(Material supplied):
________________________________________
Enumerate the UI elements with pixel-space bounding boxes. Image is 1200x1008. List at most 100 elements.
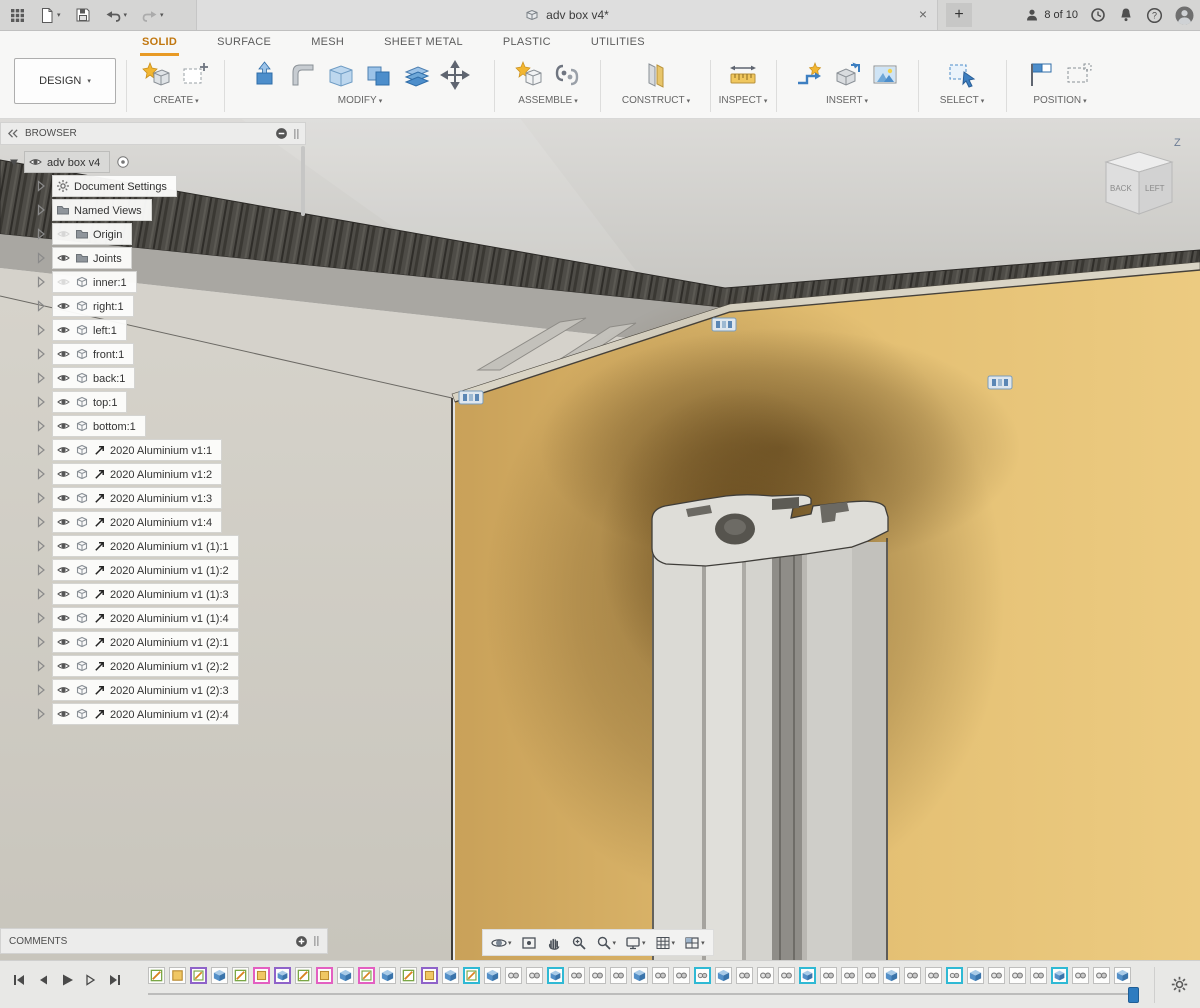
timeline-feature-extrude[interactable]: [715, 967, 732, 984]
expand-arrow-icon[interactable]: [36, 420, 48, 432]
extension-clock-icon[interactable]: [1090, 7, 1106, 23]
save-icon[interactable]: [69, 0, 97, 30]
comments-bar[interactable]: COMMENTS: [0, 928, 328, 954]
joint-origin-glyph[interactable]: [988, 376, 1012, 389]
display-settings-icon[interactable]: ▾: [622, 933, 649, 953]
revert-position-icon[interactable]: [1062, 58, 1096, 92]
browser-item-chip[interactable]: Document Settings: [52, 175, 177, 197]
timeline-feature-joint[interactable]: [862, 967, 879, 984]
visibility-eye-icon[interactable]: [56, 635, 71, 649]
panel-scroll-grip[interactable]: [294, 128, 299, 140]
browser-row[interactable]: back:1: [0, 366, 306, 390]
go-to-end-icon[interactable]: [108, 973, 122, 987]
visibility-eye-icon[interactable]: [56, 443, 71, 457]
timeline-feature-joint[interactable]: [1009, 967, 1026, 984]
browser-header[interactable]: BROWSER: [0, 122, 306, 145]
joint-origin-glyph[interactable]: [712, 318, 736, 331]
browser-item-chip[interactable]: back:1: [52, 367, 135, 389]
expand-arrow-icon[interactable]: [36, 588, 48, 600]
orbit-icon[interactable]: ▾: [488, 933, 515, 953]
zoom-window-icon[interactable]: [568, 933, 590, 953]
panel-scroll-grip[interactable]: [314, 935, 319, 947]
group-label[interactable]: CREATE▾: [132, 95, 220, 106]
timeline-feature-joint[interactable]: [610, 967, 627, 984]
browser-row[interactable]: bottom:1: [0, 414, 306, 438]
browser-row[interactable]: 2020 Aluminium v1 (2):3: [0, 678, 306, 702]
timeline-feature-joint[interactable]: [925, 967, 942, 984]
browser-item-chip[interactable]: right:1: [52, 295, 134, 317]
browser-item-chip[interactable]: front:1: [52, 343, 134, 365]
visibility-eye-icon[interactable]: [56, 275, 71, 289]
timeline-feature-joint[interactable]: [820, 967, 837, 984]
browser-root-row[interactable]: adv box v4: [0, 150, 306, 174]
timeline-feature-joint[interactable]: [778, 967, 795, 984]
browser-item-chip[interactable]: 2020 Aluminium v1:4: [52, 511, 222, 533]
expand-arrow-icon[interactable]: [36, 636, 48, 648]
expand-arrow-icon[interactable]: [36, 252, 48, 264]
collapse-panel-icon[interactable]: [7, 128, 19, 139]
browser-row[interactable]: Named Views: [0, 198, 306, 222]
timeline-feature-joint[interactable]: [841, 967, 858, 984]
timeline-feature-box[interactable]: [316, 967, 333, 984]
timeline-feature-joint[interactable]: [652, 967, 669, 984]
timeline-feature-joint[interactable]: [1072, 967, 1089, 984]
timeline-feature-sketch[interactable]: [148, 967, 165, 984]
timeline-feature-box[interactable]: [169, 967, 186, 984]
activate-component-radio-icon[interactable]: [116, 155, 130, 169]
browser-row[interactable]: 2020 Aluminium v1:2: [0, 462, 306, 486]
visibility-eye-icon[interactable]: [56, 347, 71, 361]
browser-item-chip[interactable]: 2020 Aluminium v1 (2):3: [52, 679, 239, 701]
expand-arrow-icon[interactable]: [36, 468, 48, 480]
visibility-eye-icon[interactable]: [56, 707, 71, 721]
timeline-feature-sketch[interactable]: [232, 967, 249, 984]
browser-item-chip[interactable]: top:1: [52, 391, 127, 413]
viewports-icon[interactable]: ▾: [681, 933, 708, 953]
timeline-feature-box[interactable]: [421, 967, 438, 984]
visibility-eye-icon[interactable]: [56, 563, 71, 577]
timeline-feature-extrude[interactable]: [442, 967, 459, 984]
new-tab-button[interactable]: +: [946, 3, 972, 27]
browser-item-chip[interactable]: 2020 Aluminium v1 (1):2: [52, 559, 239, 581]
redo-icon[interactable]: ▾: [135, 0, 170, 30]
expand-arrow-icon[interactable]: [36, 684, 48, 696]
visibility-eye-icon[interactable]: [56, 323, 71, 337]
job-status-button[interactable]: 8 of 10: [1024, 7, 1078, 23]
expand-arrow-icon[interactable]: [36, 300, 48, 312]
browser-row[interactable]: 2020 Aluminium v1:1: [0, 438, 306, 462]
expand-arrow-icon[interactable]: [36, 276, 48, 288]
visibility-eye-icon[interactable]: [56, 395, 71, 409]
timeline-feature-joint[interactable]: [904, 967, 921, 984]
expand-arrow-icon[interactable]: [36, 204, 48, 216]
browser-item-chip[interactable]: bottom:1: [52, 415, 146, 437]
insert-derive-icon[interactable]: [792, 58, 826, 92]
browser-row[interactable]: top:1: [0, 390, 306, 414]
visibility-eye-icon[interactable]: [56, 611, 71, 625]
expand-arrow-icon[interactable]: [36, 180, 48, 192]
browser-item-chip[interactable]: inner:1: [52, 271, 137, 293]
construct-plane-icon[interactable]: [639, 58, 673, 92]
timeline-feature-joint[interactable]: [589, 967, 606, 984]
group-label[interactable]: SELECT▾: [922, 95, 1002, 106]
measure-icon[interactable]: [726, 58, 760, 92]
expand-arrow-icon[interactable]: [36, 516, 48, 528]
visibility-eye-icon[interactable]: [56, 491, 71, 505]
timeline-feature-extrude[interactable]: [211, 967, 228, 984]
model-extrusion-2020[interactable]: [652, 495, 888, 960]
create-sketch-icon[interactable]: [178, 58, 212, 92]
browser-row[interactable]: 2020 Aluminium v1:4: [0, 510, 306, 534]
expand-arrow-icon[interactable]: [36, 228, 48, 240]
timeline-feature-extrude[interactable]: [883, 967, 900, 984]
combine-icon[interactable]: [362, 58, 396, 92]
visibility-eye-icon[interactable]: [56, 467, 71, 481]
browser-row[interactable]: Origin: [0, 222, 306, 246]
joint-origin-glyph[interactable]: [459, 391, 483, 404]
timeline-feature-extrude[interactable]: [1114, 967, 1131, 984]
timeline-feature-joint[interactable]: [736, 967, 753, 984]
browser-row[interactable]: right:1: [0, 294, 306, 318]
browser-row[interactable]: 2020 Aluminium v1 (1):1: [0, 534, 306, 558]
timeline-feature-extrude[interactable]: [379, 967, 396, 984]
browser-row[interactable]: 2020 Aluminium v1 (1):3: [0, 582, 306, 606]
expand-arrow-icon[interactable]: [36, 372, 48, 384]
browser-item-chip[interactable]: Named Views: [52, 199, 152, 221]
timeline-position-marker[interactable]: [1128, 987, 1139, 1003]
________________________________________
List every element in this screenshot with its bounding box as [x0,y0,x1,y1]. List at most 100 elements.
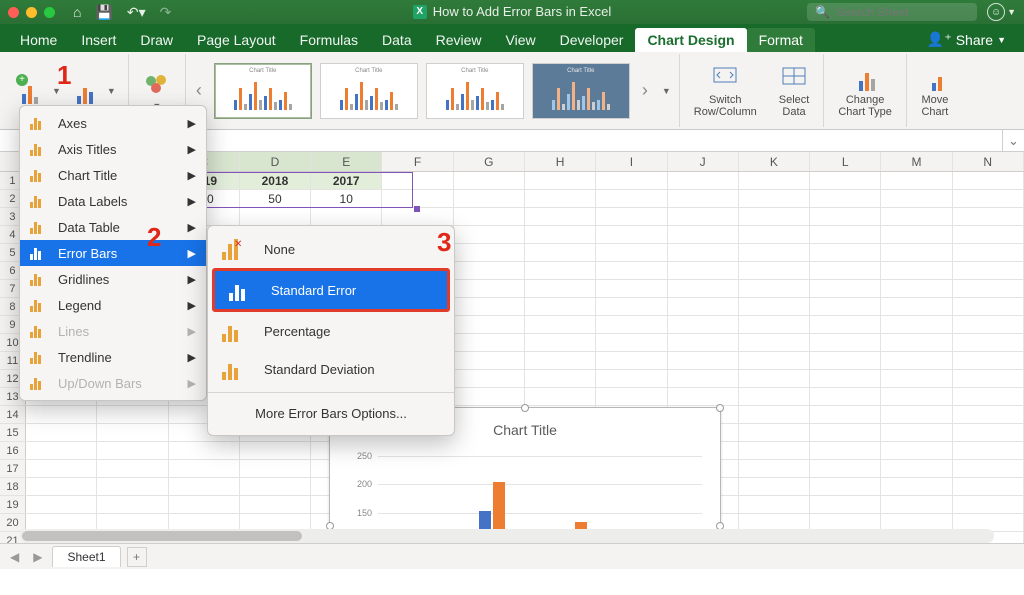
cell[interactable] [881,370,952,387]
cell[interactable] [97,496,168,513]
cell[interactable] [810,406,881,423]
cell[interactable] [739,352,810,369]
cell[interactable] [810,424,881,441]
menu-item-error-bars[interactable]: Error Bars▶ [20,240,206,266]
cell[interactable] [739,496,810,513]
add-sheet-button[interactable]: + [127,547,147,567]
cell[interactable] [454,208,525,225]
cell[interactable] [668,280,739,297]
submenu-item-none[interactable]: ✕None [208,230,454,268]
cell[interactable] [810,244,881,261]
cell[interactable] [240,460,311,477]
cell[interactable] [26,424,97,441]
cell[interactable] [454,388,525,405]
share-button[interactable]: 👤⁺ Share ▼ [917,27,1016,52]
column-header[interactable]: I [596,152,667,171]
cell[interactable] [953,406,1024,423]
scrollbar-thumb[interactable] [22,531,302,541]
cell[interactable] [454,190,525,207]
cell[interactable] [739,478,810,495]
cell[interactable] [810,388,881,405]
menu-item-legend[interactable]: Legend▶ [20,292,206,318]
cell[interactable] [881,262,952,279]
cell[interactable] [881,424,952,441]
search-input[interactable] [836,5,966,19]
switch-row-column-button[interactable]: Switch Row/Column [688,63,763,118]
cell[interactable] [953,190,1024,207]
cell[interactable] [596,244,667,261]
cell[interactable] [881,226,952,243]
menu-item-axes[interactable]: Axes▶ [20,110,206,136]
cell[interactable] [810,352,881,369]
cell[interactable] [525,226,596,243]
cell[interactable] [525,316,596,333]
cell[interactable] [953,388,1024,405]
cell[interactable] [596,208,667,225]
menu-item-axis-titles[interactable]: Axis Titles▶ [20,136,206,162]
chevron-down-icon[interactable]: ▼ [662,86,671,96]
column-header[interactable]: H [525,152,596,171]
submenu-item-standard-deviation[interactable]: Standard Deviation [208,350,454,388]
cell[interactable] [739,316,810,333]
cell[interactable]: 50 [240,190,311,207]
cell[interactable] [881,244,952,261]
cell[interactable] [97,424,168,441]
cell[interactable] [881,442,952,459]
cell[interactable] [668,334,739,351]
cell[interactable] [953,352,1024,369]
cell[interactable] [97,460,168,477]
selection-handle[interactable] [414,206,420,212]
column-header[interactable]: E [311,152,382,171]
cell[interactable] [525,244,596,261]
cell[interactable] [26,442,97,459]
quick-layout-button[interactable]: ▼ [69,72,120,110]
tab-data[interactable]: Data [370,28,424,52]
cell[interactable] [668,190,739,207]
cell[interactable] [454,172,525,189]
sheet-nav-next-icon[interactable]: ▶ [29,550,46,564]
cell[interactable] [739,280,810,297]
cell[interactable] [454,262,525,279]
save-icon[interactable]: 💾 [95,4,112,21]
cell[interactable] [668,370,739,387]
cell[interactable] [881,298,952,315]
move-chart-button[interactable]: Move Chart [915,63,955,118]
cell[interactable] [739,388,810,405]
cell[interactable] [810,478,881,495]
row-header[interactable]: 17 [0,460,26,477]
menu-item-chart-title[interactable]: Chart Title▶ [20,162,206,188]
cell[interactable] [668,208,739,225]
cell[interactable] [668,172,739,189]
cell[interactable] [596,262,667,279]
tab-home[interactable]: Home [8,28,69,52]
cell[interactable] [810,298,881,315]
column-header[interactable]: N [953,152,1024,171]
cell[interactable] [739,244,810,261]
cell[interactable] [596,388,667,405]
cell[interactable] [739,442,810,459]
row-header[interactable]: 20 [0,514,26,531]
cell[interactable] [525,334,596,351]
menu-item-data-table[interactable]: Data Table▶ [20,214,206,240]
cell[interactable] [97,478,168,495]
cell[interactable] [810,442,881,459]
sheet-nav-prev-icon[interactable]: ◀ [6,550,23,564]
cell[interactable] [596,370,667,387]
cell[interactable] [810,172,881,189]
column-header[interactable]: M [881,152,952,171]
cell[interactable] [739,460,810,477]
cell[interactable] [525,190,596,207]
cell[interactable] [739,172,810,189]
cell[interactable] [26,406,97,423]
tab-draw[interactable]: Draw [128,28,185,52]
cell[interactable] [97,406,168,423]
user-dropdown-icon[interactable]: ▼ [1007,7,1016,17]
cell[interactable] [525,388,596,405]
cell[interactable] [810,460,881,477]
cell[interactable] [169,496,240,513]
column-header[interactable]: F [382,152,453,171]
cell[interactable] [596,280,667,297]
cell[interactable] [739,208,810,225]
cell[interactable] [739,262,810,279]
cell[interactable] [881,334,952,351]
________________________________________
(Problem description): Substitute "new-sheet-button" for "add-sheet-button" in the data, starting at the line containing "cell[interactable] [881,370,952,387]" and ending at the line containing "cell[interactable] [454,388,525,405]". Return only those lines.

(Task solution):
cell[interactable] [881,370,952,387]
cell[interactable] [97,496,168,513]
cell[interactable] [810,406,881,423]
cell[interactable] [739,352,810,369]
cell[interactable] [810,424,881,441]
menu-item-error-bars[interactable]: Error Bars▶ [20,240,206,266]
cell[interactable] [739,496,810,513]
new-sheet-button[interactable]: + [127,547,147,567]
cell[interactable] [454,208,525,225]
cell[interactable] [668,280,739,297]
submenu-item-none[interactable]: ✕None [208,230,454,268]
cell[interactable] [810,244,881,261]
cell[interactable] [240,460,311,477]
cell[interactable] [26,424,97,441]
cell[interactable] [454,388,525,405]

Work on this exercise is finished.